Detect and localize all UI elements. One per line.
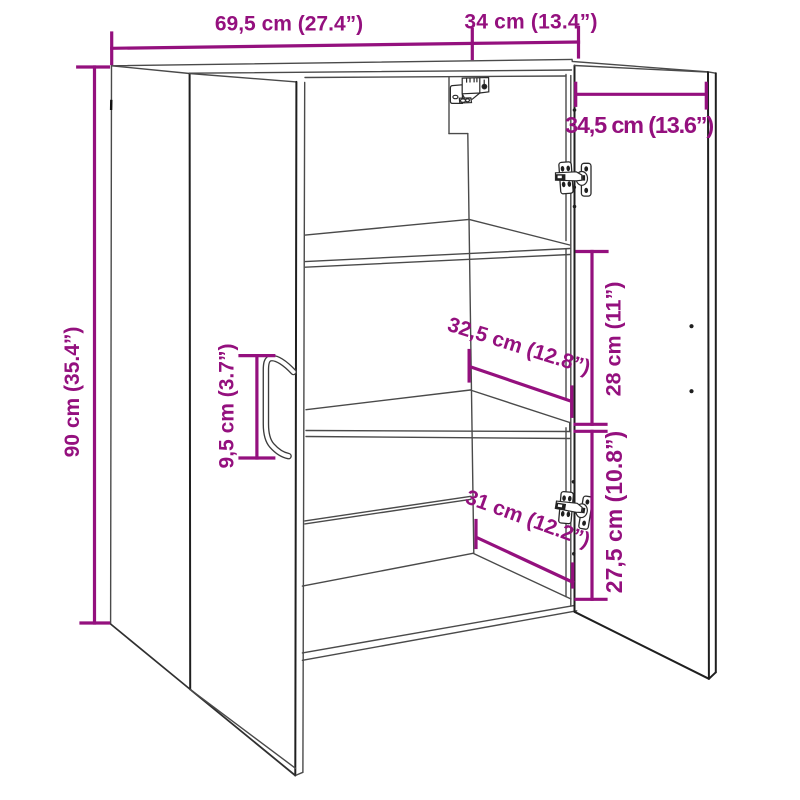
svg-text:9,5 cm (3.7”): 9,5 cm (3.7”) xyxy=(216,344,239,469)
svg-text:27,5 cm (10.8”): 27,5 cm (10.8”) xyxy=(601,431,627,593)
svg-text:34,5 cm (13.6”): 34,5 cm (13.6”) xyxy=(565,112,713,138)
svg-text:90 cm (35.4”): 90 cm (35.4”) xyxy=(61,327,84,458)
svg-text:69,5 cm (27.4”): 69,5 cm (27.4”) xyxy=(215,13,363,36)
svg-text:28 cm (11”): 28 cm (11”) xyxy=(602,282,626,397)
svg-text:34 cm (13.4”): 34 cm (13.4”) xyxy=(464,11,597,34)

——

Reproduce every line of the records above word for word, leaving out the pictures.

Detect and localize all UI elements. One per line.
svg-text:9,5 cm (3.7”): 9,5 cm (3.7”) xyxy=(216,344,239,469)
svg-text:27,5 cm (10.8”): 27,5 cm (10.8”) xyxy=(601,431,627,593)
svg-text:34,5 cm (13.6”): 34,5 cm (13.6”) xyxy=(565,112,713,138)
svg-text:90 cm (35.4”): 90 cm (35.4”) xyxy=(61,327,84,458)
svg-text:69,5 cm (27.4”): 69,5 cm (27.4”) xyxy=(215,13,363,36)
svg-text:28 cm (11”): 28 cm (11”) xyxy=(602,282,626,397)
svg-text:34 cm (13.4”): 34 cm (13.4”) xyxy=(464,11,597,34)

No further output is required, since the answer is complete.